--- start ---

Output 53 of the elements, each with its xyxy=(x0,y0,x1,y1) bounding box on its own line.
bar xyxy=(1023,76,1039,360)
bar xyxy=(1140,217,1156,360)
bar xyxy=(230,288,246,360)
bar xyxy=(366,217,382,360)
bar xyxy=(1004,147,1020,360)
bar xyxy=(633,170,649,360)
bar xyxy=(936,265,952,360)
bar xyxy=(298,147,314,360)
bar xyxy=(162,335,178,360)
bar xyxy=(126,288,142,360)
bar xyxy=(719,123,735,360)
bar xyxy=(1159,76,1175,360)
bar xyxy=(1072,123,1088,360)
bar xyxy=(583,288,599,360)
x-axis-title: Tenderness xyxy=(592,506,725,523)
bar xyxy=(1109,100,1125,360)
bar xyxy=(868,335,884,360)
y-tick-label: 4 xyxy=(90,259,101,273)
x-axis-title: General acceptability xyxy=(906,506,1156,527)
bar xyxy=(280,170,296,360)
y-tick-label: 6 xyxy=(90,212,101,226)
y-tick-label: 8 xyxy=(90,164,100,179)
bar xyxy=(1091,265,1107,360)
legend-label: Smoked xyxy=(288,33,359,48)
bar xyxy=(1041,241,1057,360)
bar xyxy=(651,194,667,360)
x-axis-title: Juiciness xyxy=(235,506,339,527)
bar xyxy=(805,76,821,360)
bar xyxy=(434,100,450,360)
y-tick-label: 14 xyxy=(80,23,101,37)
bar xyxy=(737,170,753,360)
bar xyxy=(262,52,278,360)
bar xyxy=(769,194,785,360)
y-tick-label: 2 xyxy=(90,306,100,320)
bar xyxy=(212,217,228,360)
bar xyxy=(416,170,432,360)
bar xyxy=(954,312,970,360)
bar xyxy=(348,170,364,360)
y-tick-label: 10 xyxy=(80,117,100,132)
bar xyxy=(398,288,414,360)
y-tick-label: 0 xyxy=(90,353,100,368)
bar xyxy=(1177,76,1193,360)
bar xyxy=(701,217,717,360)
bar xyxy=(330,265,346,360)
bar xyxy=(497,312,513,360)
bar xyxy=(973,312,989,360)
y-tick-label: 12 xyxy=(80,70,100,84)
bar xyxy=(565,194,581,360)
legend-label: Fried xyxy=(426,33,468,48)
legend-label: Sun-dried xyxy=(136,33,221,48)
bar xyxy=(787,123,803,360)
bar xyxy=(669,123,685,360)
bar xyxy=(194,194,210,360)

--- end ---

* _WHAT TO PRODUCE_
Set down every line of the entries above again, word for word and unchanged.

* _RESULT_
Output 53 of the elements, each with its xyxy=(x0,y0,x1,y1) bounding box on its own line.
bar xyxy=(1023,76,1039,360)
bar xyxy=(1140,217,1156,360)
bar xyxy=(230,288,246,360)
bar xyxy=(366,217,382,360)
bar xyxy=(1004,147,1020,360)
bar xyxy=(633,170,649,360)
bar xyxy=(936,265,952,360)
bar xyxy=(298,147,314,360)
bar xyxy=(162,335,178,360)
bar xyxy=(126,288,142,360)
bar xyxy=(719,123,735,360)
bar xyxy=(1159,76,1175,360)
bar xyxy=(1072,123,1088,360)
bar xyxy=(583,288,599,360)
x-axis-title: Tenderness xyxy=(592,506,725,523)
bar xyxy=(1109,100,1125,360)
bar xyxy=(868,335,884,360)
y-tick-label: 4 xyxy=(90,259,101,273)
x-axis-title: General acceptability xyxy=(906,506,1156,527)
bar xyxy=(280,170,296,360)
y-tick-label: 6 xyxy=(90,212,101,226)
y-tick-label: 8 xyxy=(90,164,100,179)
bar xyxy=(1091,265,1107,360)
legend-label: Smoked xyxy=(288,33,359,48)
bar xyxy=(1041,241,1057,360)
bar xyxy=(651,194,667,360)
x-axis-title: Juiciness xyxy=(235,506,339,527)
bar xyxy=(805,76,821,360)
bar xyxy=(434,100,450,360)
y-tick-label: 14 xyxy=(80,23,101,37)
bar xyxy=(737,170,753,360)
bar xyxy=(262,52,278,360)
bar xyxy=(769,194,785,360)
y-tick-label: 2 xyxy=(90,306,100,320)
bar xyxy=(212,217,228,360)
bar xyxy=(416,170,432,360)
bar xyxy=(954,312,970,360)
bar xyxy=(348,170,364,360)
y-tick-label: 10 xyxy=(80,117,100,132)
bar xyxy=(398,288,414,360)
y-tick-label: 0 xyxy=(90,353,100,368)
bar xyxy=(1177,76,1193,360)
bar xyxy=(701,217,717,360)
bar xyxy=(330,265,346,360)
bar xyxy=(497,312,513,360)
bar xyxy=(973,312,989,360)
y-tick-label: 12 xyxy=(80,70,100,84)
bar xyxy=(565,194,581,360)
legend-label: Fried xyxy=(426,33,468,48)
legend-label: Sun-dried xyxy=(136,33,221,48)
bar xyxy=(787,123,803,360)
bar xyxy=(669,123,685,360)
bar xyxy=(194,194,210,360)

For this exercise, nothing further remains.